#### Your instructions
Which lines run from the line with "Extract the structured" to the end of the entries? Write out exactly those, leaving out the pictures.

#### Task material
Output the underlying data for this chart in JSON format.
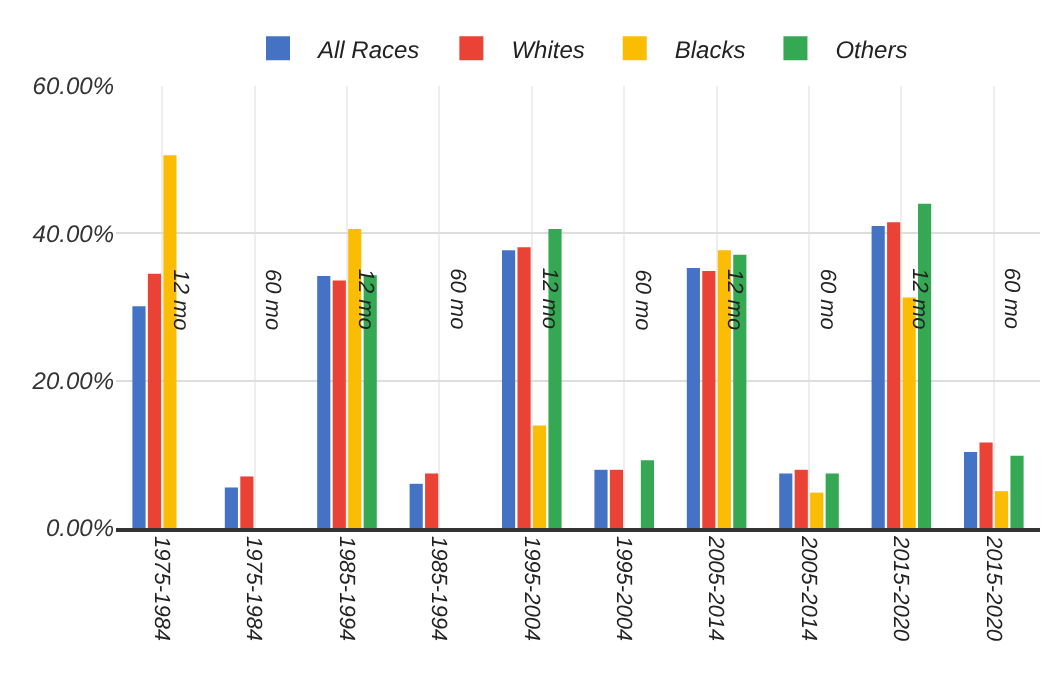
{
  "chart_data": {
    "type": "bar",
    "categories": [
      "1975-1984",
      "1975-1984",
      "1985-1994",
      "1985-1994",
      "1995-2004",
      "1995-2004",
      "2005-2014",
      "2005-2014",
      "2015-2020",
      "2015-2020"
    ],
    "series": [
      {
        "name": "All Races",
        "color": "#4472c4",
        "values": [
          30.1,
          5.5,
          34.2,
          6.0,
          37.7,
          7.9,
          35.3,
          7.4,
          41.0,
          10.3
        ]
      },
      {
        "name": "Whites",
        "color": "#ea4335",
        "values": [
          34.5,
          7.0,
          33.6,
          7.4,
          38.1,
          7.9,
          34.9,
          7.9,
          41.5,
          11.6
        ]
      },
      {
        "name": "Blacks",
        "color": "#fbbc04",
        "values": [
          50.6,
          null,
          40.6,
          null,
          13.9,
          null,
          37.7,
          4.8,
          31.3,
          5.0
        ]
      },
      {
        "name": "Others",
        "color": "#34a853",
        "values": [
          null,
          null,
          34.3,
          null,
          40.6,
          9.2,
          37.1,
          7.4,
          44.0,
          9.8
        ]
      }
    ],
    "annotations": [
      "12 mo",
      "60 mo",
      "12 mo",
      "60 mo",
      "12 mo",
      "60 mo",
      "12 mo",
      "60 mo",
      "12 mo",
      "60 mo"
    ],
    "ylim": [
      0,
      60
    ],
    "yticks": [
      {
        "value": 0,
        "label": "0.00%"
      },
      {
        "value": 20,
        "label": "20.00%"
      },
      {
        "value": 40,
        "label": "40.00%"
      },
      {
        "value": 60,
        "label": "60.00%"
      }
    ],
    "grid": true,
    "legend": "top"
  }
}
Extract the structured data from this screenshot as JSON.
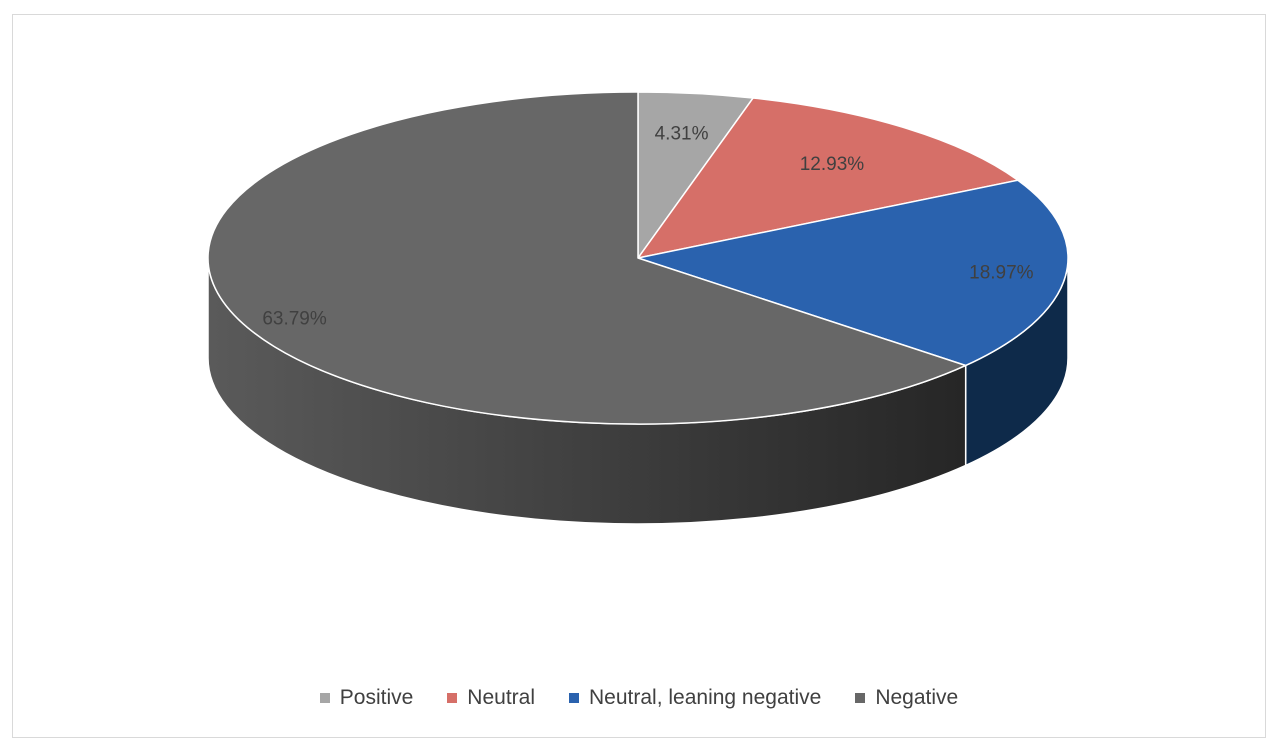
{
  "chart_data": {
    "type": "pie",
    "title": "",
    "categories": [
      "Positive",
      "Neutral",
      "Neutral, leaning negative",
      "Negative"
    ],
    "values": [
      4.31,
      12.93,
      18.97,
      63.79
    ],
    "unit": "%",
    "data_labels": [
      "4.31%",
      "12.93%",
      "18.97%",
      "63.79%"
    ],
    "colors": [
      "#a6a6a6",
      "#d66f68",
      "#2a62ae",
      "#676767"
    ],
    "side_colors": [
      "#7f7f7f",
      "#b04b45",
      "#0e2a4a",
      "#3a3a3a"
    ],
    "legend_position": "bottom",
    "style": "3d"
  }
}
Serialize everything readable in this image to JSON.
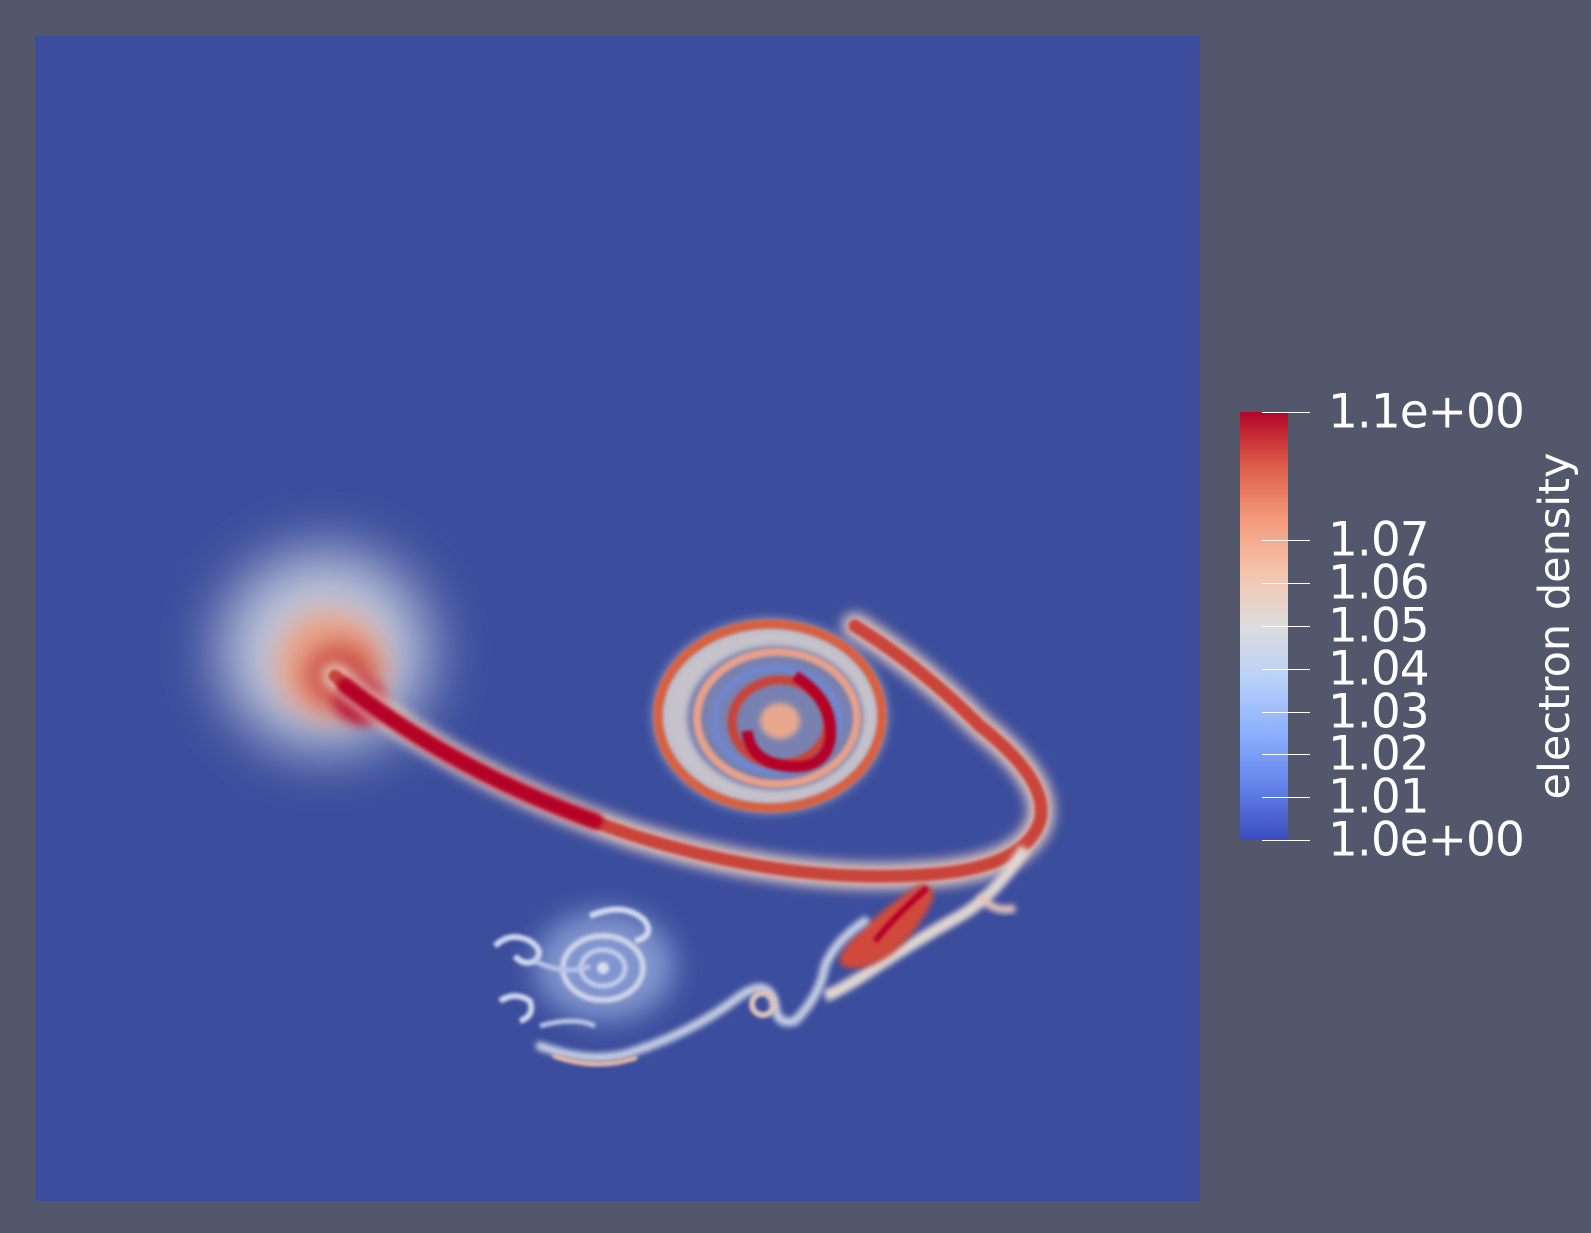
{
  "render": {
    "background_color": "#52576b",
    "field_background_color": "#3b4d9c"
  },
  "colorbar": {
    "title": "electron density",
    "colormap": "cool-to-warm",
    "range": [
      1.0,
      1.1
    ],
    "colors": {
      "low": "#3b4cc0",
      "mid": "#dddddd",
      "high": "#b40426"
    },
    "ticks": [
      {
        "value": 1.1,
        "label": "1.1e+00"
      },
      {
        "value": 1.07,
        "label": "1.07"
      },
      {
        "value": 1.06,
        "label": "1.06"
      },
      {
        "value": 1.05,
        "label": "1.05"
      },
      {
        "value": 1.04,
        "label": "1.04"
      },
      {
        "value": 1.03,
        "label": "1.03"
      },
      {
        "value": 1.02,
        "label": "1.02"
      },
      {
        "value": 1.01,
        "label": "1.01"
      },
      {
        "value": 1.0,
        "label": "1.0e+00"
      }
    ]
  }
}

#### Completed exercise
Extract the structured data from this screenshot as JSON.
{
  "chart_data": {
    "type": "pie",
    "title": "",
    "categories": [
      "Positive",
      "Neutral",
      "Neutral, leaning negative",
      "Negative"
    ],
    "values": [
      4.31,
      12.93,
      18.97,
      63.79
    ],
    "unit": "%",
    "data_labels": [
      "4.31%",
      "12.93%",
      "18.97%",
      "63.79%"
    ],
    "colors": [
      "#a6a6a6",
      "#d66f68",
      "#2a62ae",
      "#676767"
    ],
    "side_colors": [
      "#7f7f7f",
      "#b04b45",
      "#0e2a4a",
      "#3a3a3a"
    ],
    "legend_position": "bottom",
    "style": "3d"
  }
}
Serialize everything readable in this image to JSON.
{
  "render": {
    "background_color": "#52576b",
    "field_background_color": "#3b4d9c"
  },
  "colorbar": {
    "title": "electron density",
    "colormap": "cool-to-warm",
    "range": [
      1.0,
      1.1
    ],
    "colors": {
      "low": "#3b4cc0",
      "mid": "#dddddd",
      "high": "#b40426"
    },
    "ticks": [
      {
        "value": 1.1,
        "label": "1.1e+00"
      },
      {
        "value": 1.07,
        "label": "1.07"
      },
      {
        "value": 1.06,
        "label": "1.06"
      },
      {
        "value": 1.05,
        "label": "1.05"
      },
      {
        "value": 1.04,
        "label": "1.04"
      },
      {
        "value": 1.03,
        "label": "1.03"
      },
      {
        "value": 1.02,
        "label": "1.02"
      },
      {
        "value": 1.01,
        "label": "1.01"
      },
      {
        "value": 1.0,
        "label": "1.0e+00"
      }
    ]
  }
}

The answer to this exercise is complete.